> [Written problem A]: Please set down, line for line, the part of the records running from their first line through the line containing "battery-icon xyxy=(552,2,560,16)", with both ends included.

With the bombardment going in full force General Lee was in Charlestown desperate for information to figure out the plan of British attack. We recall he never wanted to defend Sullivan’s Island for which the British would have been grateful for since their main objective was the island in order to close the harbor to shipping. With this in mind Lee is now waiting to see where the British blow will come with their infantry on Long Island destine to try to make an attempt somewhere to gain a foot hold. With Clinton’s plan not being clear to Lee and the fact he felt that the fort could not with stand the bombardment of the Royal Navy he did not send powder or troops to the island when the fight first began as he felt they could be lost when the island.

To see surprise of General Lee the fort was doing just fine with the troops inside it very well protected by their sixteen foot high walls that were filled with eight foot of sand in the finished sections. The cannon balls that the British were firing was doing little damage to the fort proper because of their range they were firing from, because of fear of grounding and the fact that palmetto logs are flexible enough to withstand the force of impact without splintering or breaking. As the Patriots returned fire they were starting to inflect damage on the fleet but with their limited powder supply they could not fire without the possibility of running out of powder so they fired very slowly to conserve powder. At this point when the firing was the most it was now time for Clinton to as he put it find some way for the army to assist in the assault with no clear point of attack in place.

General Clinton now decided it was time for the army to make its amphibious assault attempt across the inlet. Under the cover of HMS Lady Williams, HMS Raven, and HMS Ranger the special units of the 15th, 28th, 33rd, 37th, 46th, 54th, and 57th regiments of foot began to lad in the boats for their dash across the inlet in boats. What a far cry this was from the original plan of splashing across the inlet at low tide. HMS Lady Williams and HMS Raven moved past the troops loading on the boats to take up position to cover them and to bring their cannons into range of the Patriot advance guard.  Also at this point the Royal Artillery that Clinton had brought with him to the island began to fire from Long Island, Green Island, and an oyster bank where they had placed some cannon at. As the navy moved into position Thomson’s eighteen pound cannon roared into action and began to fire at these two ships in Hamlin Creek to great effect, causing damage to the ships and fear among the sailors. At this point in the cannon dual, Clinton chooses to send his boats loaded with troops to start across the inlet. The ships which had been sent to cover the landing where trying to counter the Patriot artillery when they went aground trying to maneuver in the creek. This no left Clinton's exposed troops to the mercy of the Patriots whose dug in position had given them ample protection from the British army and navy. Once the British troops came into range the patriot’s cannon they began to fire grape shot from their eighteen pounder and six pounder leaving the exposed troops in an awful fire. With the Royal Navy unable to cover the landings anymore and with his troops defenseless to the patriot cannon fire he calls the boats back to Long Island to await further developments.  With this, the land battle part of the Sullivan’s Island ended with the hope of the British now relying on the Royal Navy’s cannon to force the Patriots out of their fortifications and into the open.

> [Written problem B]: From the passage on the Sullivan's Island battle, extract word for word the part that opens with the words containing "To see surprise" and closes with "attack in place.".

> [Stored rows]:
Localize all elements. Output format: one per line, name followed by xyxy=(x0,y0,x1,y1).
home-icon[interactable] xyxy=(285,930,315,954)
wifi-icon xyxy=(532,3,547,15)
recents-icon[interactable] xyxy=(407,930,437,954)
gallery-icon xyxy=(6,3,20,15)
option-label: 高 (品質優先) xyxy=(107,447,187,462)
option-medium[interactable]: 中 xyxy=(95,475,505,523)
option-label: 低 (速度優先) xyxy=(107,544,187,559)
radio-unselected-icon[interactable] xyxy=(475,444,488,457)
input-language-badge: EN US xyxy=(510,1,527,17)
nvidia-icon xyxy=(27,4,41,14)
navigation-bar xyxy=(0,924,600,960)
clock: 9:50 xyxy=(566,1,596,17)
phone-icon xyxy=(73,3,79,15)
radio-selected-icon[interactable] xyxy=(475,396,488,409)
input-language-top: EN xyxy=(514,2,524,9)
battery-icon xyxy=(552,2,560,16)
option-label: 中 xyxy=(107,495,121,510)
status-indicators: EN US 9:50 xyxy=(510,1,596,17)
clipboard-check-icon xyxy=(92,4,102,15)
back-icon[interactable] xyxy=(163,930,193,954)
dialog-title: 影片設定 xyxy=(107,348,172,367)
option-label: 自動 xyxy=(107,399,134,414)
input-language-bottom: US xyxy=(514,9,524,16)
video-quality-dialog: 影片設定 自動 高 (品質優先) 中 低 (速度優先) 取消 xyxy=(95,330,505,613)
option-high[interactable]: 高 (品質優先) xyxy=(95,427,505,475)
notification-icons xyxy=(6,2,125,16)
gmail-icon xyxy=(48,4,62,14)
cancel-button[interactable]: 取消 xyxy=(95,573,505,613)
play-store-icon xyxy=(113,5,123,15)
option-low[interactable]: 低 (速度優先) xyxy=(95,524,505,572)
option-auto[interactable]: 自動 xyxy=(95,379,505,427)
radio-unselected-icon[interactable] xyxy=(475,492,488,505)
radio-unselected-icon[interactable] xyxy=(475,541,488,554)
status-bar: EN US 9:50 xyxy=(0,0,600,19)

> [Complete response A]:
Localize all elements. Output format: one per line, name followed by xyxy=(x0,y0,x1,y1).
home-icon[interactable] xyxy=(285,930,315,954)
wifi-icon xyxy=(532,3,547,15)
recents-icon[interactable] xyxy=(407,930,437,954)
gallery-icon xyxy=(6,3,20,15)
option-label: 高 (品質優先) xyxy=(107,447,187,462)
option-medium[interactable]: 中 xyxy=(95,475,505,523)
option-label: 低 (速度優先) xyxy=(107,544,187,559)
radio-unselected-icon[interactable] xyxy=(475,444,488,457)
input-language-badge: EN US xyxy=(510,1,527,17)
nvidia-icon xyxy=(27,4,41,14)
navigation-bar xyxy=(0,924,600,960)
clock: 9:50 xyxy=(566,1,596,17)
phone-icon xyxy=(73,3,79,15)
radio-selected-icon[interactable] xyxy=(475,396,488,409)
input-language-top: EN xyxy=(514,2,524,9)
battery-icon xyxy=(552,2,560,16)

> [Complete response B]:
To see surprise of General Lee the fort was doing just fine with the troops inside it very well protected by their sixteen foot high walls that were filled with eight foot of sand in the finished sections. The cannon balls that the British were firing was doing little damage to the fort proper because of their range they were firing from, because of fear of grounding and the fact that palmetto logs are flexible enough to withstand the force of impact without splintering or breaking. As the Patriots returned fire they were starting to inflect damage on the fleet but with their limited powder supply they could not fire without the possibility of running out of powder so they fired very slowly to conserve powder. At this point when the firing was the most it was now time for Clinton to as he put it find some way for the army to assist in the assault with no clear point of attack in place.